__EXERCISE__.
Output, word for word, every line from the line with "Transcribe the text in this document." through the final line of the data below.

Saved entries
⟨
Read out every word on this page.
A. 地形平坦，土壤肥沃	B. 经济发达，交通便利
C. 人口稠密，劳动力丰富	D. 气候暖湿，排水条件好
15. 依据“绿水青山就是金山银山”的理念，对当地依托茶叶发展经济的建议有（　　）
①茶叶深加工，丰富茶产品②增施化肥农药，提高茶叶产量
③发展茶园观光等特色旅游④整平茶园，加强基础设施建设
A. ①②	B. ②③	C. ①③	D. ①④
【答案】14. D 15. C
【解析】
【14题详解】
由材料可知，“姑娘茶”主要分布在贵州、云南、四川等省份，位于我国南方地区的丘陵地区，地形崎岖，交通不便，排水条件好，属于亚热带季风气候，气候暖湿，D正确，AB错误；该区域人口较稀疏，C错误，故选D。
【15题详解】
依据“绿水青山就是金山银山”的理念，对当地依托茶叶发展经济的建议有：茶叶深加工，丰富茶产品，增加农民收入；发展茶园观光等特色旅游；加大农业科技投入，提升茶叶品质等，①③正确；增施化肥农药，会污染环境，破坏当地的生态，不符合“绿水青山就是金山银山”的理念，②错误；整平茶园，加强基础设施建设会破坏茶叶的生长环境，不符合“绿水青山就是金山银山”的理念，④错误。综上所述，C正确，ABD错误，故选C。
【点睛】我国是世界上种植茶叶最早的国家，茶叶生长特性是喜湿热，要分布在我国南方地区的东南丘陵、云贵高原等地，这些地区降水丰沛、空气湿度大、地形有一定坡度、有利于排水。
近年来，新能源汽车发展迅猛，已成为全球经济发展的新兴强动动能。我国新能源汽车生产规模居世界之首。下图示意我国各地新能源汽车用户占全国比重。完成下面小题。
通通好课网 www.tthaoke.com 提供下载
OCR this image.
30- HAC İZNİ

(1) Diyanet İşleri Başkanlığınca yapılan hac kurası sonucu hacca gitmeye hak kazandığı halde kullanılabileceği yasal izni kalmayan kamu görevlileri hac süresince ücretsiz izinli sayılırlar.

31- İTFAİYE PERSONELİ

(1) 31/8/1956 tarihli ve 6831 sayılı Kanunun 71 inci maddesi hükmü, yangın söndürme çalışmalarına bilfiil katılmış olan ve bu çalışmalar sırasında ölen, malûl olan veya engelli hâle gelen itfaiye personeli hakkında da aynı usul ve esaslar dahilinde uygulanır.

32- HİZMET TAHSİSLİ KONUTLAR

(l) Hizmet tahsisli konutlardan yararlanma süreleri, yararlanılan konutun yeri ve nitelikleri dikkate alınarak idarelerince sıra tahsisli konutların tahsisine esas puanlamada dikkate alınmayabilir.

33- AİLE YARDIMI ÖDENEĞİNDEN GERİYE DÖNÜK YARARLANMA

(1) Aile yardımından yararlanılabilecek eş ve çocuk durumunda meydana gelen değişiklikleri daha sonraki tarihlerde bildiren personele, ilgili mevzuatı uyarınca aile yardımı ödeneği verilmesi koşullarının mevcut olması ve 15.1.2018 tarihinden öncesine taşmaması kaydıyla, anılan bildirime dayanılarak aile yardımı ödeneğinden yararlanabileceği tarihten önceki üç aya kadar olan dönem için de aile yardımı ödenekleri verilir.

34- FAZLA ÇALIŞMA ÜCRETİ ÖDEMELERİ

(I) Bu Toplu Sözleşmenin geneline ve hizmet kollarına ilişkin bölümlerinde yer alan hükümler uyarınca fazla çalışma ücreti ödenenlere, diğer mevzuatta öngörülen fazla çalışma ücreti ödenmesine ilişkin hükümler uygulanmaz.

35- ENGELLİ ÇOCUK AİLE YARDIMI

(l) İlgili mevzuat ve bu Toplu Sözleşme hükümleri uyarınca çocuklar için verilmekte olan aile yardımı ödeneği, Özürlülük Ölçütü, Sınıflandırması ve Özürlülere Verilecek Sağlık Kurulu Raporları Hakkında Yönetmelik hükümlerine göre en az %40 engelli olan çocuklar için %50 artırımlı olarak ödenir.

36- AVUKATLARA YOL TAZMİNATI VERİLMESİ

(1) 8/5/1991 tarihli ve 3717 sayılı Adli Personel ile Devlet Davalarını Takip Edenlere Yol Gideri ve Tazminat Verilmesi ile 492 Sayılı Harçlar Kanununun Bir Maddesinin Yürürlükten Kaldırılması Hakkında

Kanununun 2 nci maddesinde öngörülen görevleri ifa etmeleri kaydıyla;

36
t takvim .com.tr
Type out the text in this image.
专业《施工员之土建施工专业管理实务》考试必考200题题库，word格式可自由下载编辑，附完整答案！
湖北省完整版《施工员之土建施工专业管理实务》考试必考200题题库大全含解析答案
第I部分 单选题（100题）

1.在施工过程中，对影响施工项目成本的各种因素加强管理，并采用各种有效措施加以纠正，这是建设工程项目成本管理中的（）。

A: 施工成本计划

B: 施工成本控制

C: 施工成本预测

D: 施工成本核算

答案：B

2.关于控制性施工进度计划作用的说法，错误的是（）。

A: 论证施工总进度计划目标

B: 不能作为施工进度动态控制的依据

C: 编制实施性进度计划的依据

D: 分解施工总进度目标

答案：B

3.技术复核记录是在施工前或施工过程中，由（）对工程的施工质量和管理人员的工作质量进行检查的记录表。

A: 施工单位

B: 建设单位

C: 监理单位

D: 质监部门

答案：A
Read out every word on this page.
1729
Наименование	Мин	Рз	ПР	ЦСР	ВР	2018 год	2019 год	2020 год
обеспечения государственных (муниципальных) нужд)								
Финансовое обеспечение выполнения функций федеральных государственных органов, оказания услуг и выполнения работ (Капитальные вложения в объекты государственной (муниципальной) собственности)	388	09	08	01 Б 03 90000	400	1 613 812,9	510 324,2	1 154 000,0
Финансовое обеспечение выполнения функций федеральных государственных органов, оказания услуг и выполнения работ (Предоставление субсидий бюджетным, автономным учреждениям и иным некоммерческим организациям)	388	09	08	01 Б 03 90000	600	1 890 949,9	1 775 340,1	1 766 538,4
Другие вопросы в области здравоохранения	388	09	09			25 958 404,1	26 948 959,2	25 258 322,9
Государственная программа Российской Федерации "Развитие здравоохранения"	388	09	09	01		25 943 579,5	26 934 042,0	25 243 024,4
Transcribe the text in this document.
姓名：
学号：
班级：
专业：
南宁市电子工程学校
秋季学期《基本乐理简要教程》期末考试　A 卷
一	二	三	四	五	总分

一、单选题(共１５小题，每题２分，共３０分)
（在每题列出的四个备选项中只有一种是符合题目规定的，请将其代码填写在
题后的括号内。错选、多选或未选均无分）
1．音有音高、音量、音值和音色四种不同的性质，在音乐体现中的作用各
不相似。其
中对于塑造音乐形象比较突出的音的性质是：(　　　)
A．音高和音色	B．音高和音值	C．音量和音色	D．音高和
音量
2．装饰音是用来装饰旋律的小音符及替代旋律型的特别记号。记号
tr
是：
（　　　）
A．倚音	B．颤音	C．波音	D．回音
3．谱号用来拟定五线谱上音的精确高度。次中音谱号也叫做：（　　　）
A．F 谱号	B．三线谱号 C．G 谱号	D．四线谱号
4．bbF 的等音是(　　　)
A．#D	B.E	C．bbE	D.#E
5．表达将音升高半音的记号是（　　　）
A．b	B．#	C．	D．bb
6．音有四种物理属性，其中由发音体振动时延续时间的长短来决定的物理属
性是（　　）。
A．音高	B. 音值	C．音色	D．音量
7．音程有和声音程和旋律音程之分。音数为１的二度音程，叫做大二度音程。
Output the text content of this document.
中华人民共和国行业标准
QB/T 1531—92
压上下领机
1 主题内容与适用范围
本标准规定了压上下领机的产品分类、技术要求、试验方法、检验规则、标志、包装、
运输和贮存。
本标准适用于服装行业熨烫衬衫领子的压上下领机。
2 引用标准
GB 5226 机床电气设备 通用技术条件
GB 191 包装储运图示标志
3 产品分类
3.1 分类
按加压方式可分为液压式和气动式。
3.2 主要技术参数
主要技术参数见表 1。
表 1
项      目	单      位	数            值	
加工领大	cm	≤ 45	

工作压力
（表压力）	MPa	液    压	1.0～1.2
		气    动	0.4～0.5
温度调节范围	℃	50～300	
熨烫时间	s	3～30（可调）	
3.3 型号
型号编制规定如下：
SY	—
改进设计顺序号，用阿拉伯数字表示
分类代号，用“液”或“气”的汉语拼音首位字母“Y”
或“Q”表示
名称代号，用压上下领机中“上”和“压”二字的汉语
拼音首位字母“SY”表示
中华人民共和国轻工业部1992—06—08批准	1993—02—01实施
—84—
⟩
__SOLVED EXERCISE__.
Transcribe the text in this document.
姓名：
学号：
班级：
专业：
南宁市电子工程学校
秋季学期《基本乐理简要教程》期末考试　A 卷
一	二	三	四	五	总分

一、单选题(共１５小题，每题２分，共３０分)
（在每题列出的四个备选项中只有一种是符合题目规定的，请将其代码填写在
题后的括号内。错选、多选或未选均无分）
1．音有音高、音量、音值和音色四种不同的性质，在音乐体现中的作用各
不相似。其
中对于塑造音乐形象比较突出的音的性质是：(　　　)
A．音高和音色	B．音高和音值	C．音量和音色	D．音高和
音量
2．装饰音是用来装饰旋律的小音符及替代旋律型的特别记号。记号
tr
是：
（　　　）
A．倚音	B．颤音	C．波音	D．回音
3．谱号用来拟定五线谱上音的精确高度。次中音谱号也叫做：（　　　）
A．F 谱号	B．三线谱号 C．G 谱号	D．四线谱号
4．bbF 的等音是(　　　)
A．#D	B.E	C．bbE	D.#E
5．表达将音升高半音的记号是（　　　）
A．b	B．#	C．	D．bb
6．音有四种物理属性，其中由发音体振动时延续时间的长短来决定的物理属
性是（　　）。
A．音高	B. 音值	C．音色	D．音量
7．音程有和声音程和旋律音程之分。音数为１的二度音程，叫做大二度音程。
Output the text content of this document.
中华人民共和国行业标准
QB/T 1531—92
压上下领机
1 主题内容与适用范围
本标准规定了压上下领机的产品分类、技术要求、试验方法、检验规则、标志、包装、
运输和贮存。
本标准适用于服装行业熨烫衬衫领子的压上下领机。
2 引用标准
GB 5226 机床电气设备 通用技术条件
GB 191 包装储运图示标志
3 产品分类
3.1 分类
按加压方式可分为液压式和气动式。
3.2 主要技术参数
主要技术参数见表 1。
表 1
项      目	单      位	数            值	
加工领大	cm	≤ 45	

工作压力
（表压力）	MPa	液    压	1.0～1.2
		气    动	0.4～0.5
温度调节范围	℃	50～300	
熨烫时间	s	3～30（可调）	
3.3 型号
型号编制规定如下：
SY	—
改进设计顺序号，用阿拉伯数字表示
分类代号，用“液”或“气”的汉语拼音首位字母“Y”
或“Q”表示
名称代号，用压上下领机中“上”和“压”二字的汉语
拼音首位字母“SY”表示
中华人民共和国轻工业部1992—06—08批准	1993—02—01实施
—84—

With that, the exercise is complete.